_WHAT NEEDS TO BE DONE_:
Copy out the data exactly, leaving the pictures behind.

_DATASET RECORDS_:
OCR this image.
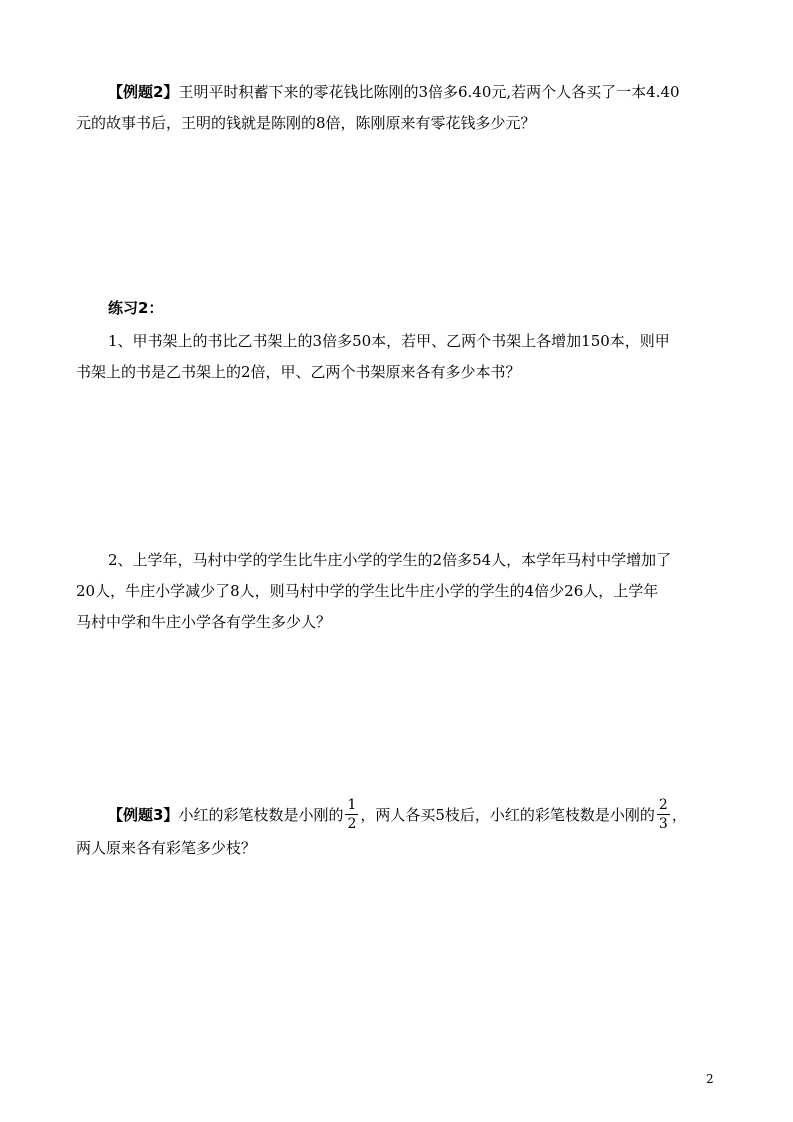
【例题2】王明平时积蓄下来的零花钱比陈刚的3倍多6.40元,若两个人各买了一本4.40
元的故事书后，王明的钱就是陈刚的8倍，陈刚原来有零花钱多少元？
练习2：
1、甲书架上的书比乙书架上的3倍多50本，若甲、乙两个书架上各增加150本，则甲
书架上的书是乙书架上的2倍，甲、乙两个书架原来各有多少本书？
2、上学年，马村中学的学生比牛庄小学的学生的2倍多54人，本学年马村中学增加了
20人，牛庄小学减少了8人，则马村中学的学生比牛庄小学的学生的4倍少26人，上学年
马村中学和牛庄小学各有学生多少人？
【例题3】小红的彩笔枝数是小刚的 $\frac{1}{2}$ ，两人各买5枝后，小红的彩笔枝数是小刚的 $\frac{2}{3}$ ，
两人原来各有彩笔多少枝？
2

_TASK RESPONSE_:
OCR this image.
【例题2】王明平时积蓄下来的零花钱比陈刚的3倍多6.40元,若两个人各买了一本4.40
元的故事书后，王明的钱就是陈刚的8倍，陈刚原来有零花钱多少元？
练习2：
1、甲书架上的书比乙书架上的3倍多50本，若甲、乙两个书架上各增加150本，则甲
书架上的书是乙书架上的2倍，甲、乙两个书架原来各有多少本书？
2、上学年，马村中学的学生比牛庄小学的学生的2倍多54人，本学年马村中学增加了
20人，牛庄小学减少了8人，则马村中学的学生比牛庄小学的学生的4倍少26人，上学年
马村中学和牛庄小学各有学生多少人？
【例题3】小红的彩笔枝数是小刚的 $\frac{1}{2}$ ，两人各买5枝后，小红的彩笔枝数是小刚的 $\frac{2}{3}$ ，
两人原来各有彩笔多少枝？
2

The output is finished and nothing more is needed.